>> Start STORED DATA

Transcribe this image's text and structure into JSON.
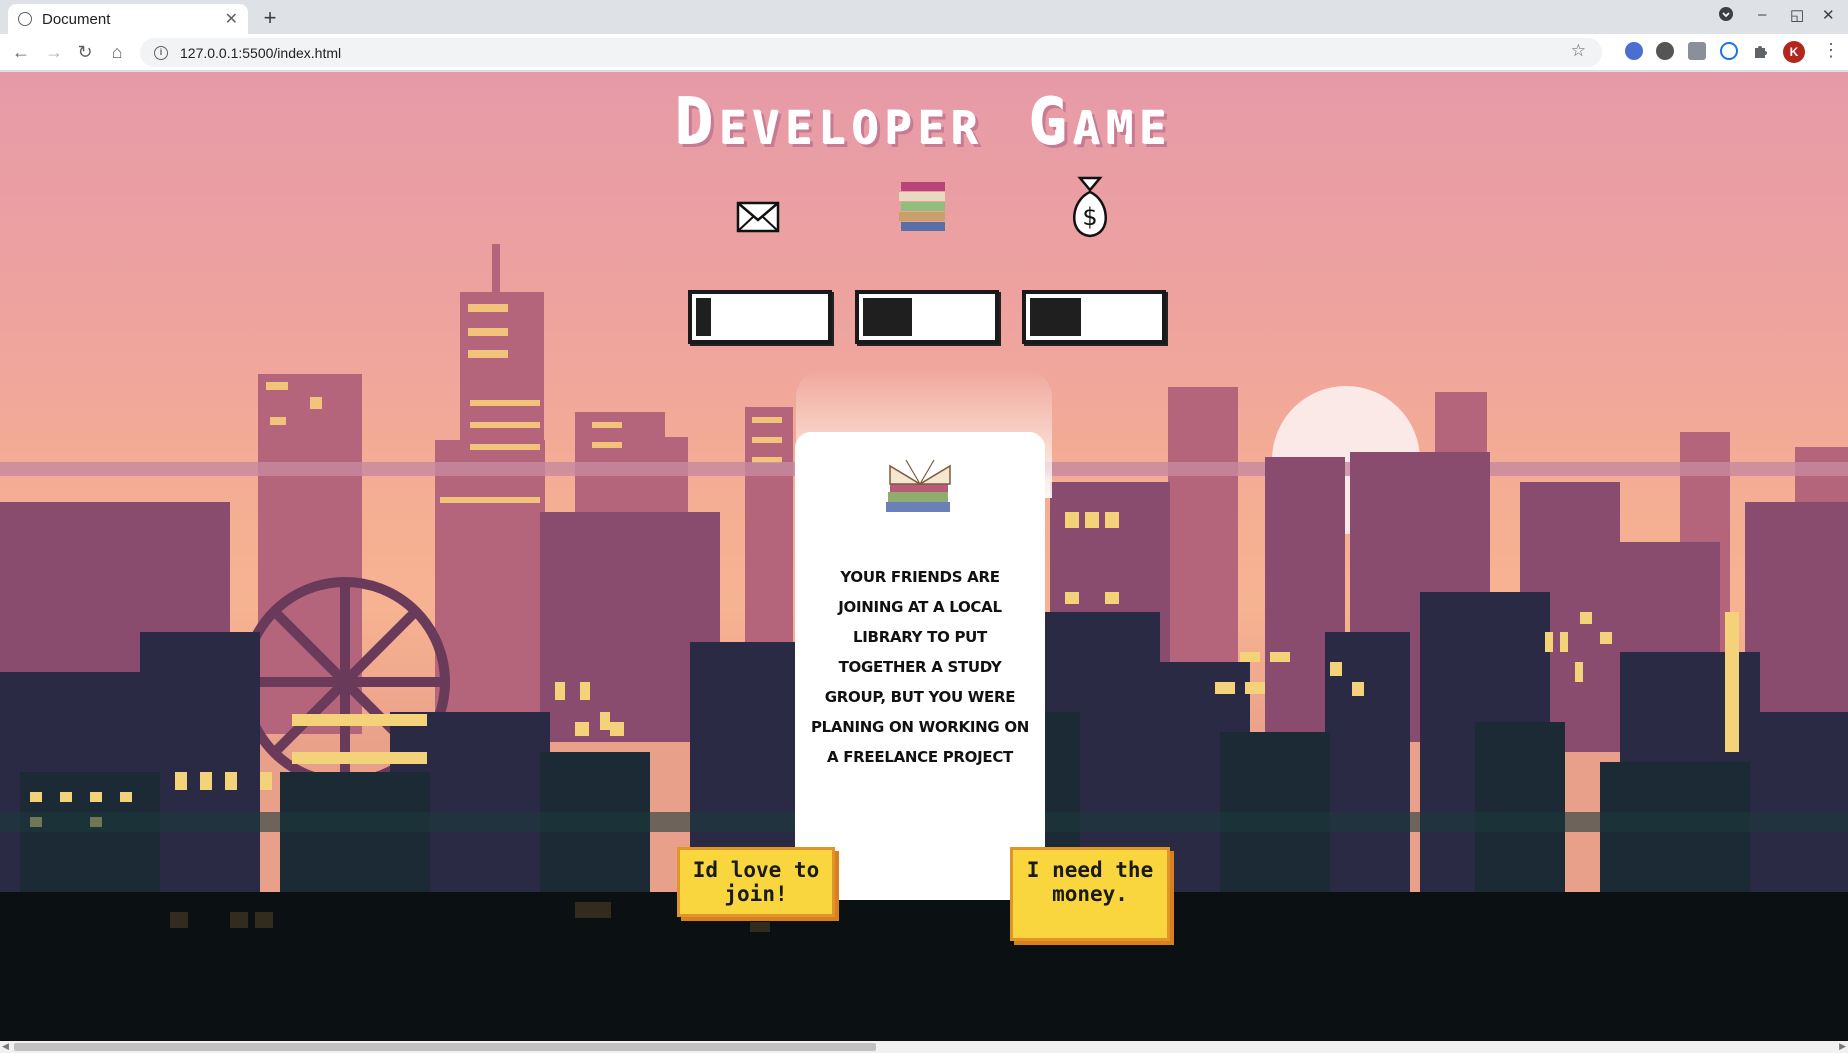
{
  "browser": {
    "tab_title": "Document",
    "tab_close": "✕",
    "new_tab": "+",
    "url": "127.0.0.1:5500/index.html",
    "avatar_letter": "K",
    "window_controls": [
      "–",
      "◱",
      "✕"
    ]
  },
  "game": {
    "title": "Developer Game",
    "stats": [
      {
        "name": "social",
        "icon": "envelope-icon",
        "level": 0.12
      },
      {
        "name": "knowledge",
        "icon": "books-icon",
        "level": 0.38
      },
      {
        "name": "money",
        "icon": "money-bag-icon",
        "level": 0.4
      }
    ],
    "card": {
      "icon": "open-book-stack-icon",
      "text": "Your friends are joining at a local library to put together a study group, but you were planing on working on a freelance project"
    },
    "choices": {
      "left": "Id love to join!",
      "right": "I need the money."
    }
  },
  "colors": {
    "sky_top": "#e69aa8",
    "sky_bottom": "#f6b391",
    "button_yellow": "#f9d63e",
    "button_border": "#e0952a"
  }
}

>> End STORED DATA

Leave out the pictures and print every line of the data exactly.

*RESPONSE BELOW:*
Transcribe this image's text and structure into JSON.
{
  "browser": {
    "tab_title": "Document",
    "tab_close": "✕",
    "new_tab": "+",
    "url": "127.0.0.1:5500/index.html",
    "avatar_letter": "K",
    "window_controls": [
      "–",
      "◱",
      "✕"
    ]
  },
  "game": {
    "title": "Developer Game",
    "stats": [
      {
        "name": "social",
        "icon": "envelope-icon",
        "level": 0.12
      },
      {
        "name": "knowledge",
        "icon": "books-icon",
        "level": 0.38
      },
      {
        "name": "money",
        "icon": "money-bag-icon",
        "level": 0.4
      }
    ],
    "card": {
      "icon": "open-book-stack-icon",
      "text": "Your friends are joining at a local library to put together a study group, but you were planing on working on a freelance project"
    },
    "choices": {
      "left": "Id love to join!",
      "right": "I need the money."
    }
  },
  "colors": {
    "sky_top": "#e69aa8",
    "sky_bottom": "#f6b391",
    "button_yellow": "#f9d63e",
    "button_border": "#e0952a"
  }
}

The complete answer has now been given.